■ **EXERCISE**:
In the records below, pick out all lines containing the word "registerbaserade".

* begin SUPPLIED ENTRIES *

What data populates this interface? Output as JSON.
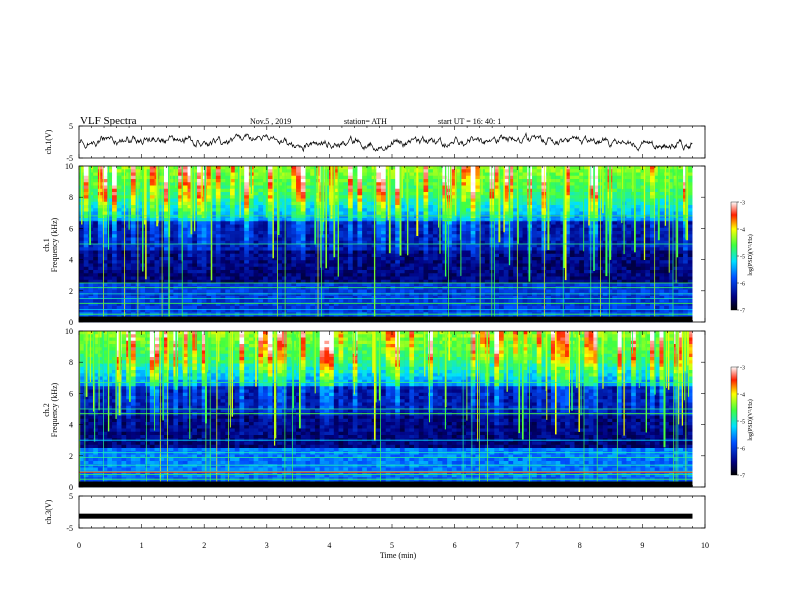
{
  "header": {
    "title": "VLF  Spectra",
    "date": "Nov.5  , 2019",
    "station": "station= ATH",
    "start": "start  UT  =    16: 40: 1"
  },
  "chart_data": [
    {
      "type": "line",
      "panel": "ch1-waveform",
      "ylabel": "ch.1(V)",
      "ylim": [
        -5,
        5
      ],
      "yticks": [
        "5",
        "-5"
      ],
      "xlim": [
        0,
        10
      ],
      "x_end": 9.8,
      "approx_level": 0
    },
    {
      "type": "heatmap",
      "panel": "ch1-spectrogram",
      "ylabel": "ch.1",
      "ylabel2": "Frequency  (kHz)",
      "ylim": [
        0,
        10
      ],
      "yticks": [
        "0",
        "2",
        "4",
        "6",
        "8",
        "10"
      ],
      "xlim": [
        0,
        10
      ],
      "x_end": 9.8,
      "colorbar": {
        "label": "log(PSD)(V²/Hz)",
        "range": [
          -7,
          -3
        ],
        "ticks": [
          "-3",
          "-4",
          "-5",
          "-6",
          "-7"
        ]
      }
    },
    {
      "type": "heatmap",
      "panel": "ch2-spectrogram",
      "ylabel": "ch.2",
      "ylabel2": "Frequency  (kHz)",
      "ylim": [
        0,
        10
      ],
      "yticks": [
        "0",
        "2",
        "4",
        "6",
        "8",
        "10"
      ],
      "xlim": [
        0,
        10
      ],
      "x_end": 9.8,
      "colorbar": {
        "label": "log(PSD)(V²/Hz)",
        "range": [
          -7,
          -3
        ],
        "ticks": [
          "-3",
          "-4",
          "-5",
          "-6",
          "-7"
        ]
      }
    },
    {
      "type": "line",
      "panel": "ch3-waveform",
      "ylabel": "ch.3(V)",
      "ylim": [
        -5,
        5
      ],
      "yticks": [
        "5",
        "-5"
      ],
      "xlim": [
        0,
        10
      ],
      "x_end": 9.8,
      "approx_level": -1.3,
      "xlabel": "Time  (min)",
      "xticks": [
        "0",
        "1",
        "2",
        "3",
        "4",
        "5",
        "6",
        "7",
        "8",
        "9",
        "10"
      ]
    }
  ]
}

* end SUPPLIED ENTRIES *
* begin SUPPLIED ENTRIES *

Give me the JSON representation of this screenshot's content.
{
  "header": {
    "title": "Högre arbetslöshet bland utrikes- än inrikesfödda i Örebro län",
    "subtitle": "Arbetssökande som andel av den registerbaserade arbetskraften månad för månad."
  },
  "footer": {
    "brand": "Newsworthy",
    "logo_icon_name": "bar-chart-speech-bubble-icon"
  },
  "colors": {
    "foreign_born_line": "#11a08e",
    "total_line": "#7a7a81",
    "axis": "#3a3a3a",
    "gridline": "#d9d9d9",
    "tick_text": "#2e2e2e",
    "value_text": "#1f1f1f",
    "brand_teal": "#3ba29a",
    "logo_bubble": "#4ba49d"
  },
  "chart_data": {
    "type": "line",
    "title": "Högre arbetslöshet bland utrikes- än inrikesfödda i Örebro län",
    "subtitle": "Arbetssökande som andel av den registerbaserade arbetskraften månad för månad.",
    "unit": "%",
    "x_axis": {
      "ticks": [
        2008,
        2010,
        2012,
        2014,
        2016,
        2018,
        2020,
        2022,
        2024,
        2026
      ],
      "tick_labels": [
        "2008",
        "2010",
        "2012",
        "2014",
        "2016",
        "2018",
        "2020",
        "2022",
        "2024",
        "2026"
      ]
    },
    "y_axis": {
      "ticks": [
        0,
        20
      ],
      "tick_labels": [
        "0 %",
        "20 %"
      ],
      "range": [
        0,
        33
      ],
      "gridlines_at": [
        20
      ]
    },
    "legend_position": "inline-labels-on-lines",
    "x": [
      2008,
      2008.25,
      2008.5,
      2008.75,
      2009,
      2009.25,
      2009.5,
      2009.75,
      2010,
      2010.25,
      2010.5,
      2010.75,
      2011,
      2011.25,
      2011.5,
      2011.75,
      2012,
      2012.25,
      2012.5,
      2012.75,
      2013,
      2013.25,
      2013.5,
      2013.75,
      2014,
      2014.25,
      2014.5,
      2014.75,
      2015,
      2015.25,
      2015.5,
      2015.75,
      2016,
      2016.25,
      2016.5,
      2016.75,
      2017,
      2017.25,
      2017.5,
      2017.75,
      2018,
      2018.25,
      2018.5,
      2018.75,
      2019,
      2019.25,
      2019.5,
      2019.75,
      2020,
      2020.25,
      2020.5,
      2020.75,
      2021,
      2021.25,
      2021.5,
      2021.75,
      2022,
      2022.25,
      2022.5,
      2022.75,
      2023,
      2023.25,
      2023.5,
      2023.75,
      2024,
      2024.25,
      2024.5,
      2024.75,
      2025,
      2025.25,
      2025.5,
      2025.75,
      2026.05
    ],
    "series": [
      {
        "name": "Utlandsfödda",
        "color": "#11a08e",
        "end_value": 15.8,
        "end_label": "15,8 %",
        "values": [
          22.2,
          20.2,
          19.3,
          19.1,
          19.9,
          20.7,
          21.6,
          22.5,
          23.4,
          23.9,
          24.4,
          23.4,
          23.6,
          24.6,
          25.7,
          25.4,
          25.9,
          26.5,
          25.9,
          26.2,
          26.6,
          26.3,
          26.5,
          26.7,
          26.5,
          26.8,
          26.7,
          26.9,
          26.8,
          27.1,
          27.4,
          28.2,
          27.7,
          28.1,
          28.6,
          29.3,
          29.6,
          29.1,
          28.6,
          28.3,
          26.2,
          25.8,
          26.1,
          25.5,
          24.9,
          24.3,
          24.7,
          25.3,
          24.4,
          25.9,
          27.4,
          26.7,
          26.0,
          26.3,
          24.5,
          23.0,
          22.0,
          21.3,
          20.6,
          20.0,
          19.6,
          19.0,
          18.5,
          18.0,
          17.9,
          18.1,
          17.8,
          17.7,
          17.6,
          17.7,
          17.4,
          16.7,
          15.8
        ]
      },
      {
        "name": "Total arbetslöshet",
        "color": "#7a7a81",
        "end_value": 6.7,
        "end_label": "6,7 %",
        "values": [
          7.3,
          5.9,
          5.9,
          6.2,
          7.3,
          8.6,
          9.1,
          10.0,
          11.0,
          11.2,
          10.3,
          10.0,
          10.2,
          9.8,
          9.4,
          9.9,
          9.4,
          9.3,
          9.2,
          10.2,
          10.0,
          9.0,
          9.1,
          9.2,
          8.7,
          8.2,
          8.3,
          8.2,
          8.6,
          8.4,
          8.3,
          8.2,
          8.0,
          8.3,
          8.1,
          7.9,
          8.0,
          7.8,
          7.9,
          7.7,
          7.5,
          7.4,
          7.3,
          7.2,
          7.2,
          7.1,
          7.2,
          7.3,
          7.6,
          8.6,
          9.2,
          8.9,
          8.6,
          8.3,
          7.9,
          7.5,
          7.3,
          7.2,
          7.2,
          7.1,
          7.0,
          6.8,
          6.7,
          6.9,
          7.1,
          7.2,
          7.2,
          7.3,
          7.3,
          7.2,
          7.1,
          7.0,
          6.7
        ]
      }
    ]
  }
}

* end SUPPLIED ENTRIES *

■ **FULL RESPONSE**:
    "subtitle": "Arbetssökande som andel av den registerbaserade arbetskraften månad för månad."
    "subtitle": "Arbetssökande som andel av den registerbaserade arbetskraften månad för månad.",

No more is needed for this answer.